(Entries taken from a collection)
########

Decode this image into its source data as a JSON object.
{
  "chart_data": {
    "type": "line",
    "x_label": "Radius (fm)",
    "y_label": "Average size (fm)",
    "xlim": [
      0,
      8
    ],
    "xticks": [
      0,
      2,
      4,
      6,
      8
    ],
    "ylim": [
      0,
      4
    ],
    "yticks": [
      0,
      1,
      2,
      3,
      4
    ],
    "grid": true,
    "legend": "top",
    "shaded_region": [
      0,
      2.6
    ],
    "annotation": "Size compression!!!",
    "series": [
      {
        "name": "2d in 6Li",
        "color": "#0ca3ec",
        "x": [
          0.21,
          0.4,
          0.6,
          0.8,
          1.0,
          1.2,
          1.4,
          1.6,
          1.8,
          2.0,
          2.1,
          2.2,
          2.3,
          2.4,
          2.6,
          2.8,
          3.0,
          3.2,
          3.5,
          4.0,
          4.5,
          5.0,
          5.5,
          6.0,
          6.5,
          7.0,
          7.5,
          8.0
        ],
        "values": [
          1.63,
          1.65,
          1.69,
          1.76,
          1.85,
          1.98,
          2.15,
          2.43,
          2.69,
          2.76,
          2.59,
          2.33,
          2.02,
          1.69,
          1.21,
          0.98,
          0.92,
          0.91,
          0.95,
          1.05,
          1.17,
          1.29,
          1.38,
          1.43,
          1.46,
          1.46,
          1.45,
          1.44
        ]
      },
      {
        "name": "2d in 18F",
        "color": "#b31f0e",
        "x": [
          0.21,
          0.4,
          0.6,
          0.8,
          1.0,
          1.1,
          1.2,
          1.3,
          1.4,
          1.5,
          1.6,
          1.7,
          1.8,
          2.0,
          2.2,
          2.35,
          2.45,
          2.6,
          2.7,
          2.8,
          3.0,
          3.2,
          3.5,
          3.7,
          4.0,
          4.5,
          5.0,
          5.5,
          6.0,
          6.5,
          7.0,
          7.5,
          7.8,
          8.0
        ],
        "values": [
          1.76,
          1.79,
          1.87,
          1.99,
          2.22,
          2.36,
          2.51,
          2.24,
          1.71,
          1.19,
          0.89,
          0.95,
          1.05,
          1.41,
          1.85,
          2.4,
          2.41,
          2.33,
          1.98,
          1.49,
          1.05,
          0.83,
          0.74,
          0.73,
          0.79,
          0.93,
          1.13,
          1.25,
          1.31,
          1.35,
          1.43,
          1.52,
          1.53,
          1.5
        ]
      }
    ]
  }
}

########

# SET TASK
Each record above should be repeated exactly as it appears.

# ANSWER TO THE EXERCISE
Decode this image into its source data as a JSON object.
{
  "chart_data": {
    "type": "line",
    "x_label": "Radius (fm)",
    "y_label": "Average size (fm)",
    "xlim": [
      0,
      8
    ],
    "xticks": [
      0,
      2,
      4,
      6,
      8
    ],
    "ylim": [
      0,
      4
    ],
    "yticks": [
      0,
      1,
      2,
      3,
      4
    ],
    "grid": true,
    "legend": "top",
    "shaded_region": [
      0,
      2.6
    ],
    "annotation": "Size compression!!!",
    "series": [
      {
        "name": "2d in 6Li",
        "color": "#0ca3ec",
        "x": [
          0.21,
          0.4,
          0.6,
          0.8,
          1.0,
          1.2,
          1.4,
          1.6,
          1.8,
          2.0,
          2.1,
          2.2,
          2.3,
          2.4,
          2.6,
          2.8,
          3.0,
          3.2,
          3.5,
          4.0,
          4.5,
          5.0,
          5.5,
          6.0,
          6.5,
          7.0,
          7.5,
          8.0
        ],
        "values": [
          1.63,
          1.65,
          1.69,
          1.76,
          1.85,
          1.98,
          2.15,
          2.43,
          2.69,
          2.76,
          2.59,
          2.33,
          2.02,
          1.69,
          1.21,
          0.98,
          0.92,
          0.91,
          0.95,
          1.05,
          1.17,
          1.29,
          1.38,
          1.43,
          1.46,
          1.46,
          1.45,
          1.44
        ]
      },
      {
        "name": "2d in 18F",
        "color": "#b31f0e",
        "x": [
          0.21,
          0.4,
          0.6,
          0.8,
          1.0,
          1.1,
          1.2,
          1.3,
          1.4,
          1.5,
          1.6,
          1.7,
          1.8,
          2.0,
          2.2,
          2.35,
          2.45,
          2.6,
          2.7,
          2.8,
          3.0,
          3.2,
          3.5,
          3.7,
          4.0,
          4.5,
          5.0,
          5.5,
          6.0,
          6.5,
          7.0,
          7.5,
          7.8,
          8.0
        ],
        "values": [
          1.76,
          1.79,
          1.87,
          1.99,
          2.22,
          2.36,
          2.51,
          2.24,
          1.71,
          1.19,
          0.89,
          0.95,
          1.05,
          1.41,
          1.85,
          2.4,
          2.41,
          2.33,
          1.98,
          1.49,
          1.05,
          0.83,
          0.74,
          0.73,
          0.79,
          0.93,
          1.13,
          1.25,
          1.31,
          1.35,
          1.43,
          1.52,
          1.53,
          1.5
        ]
      }
    ]
  }
}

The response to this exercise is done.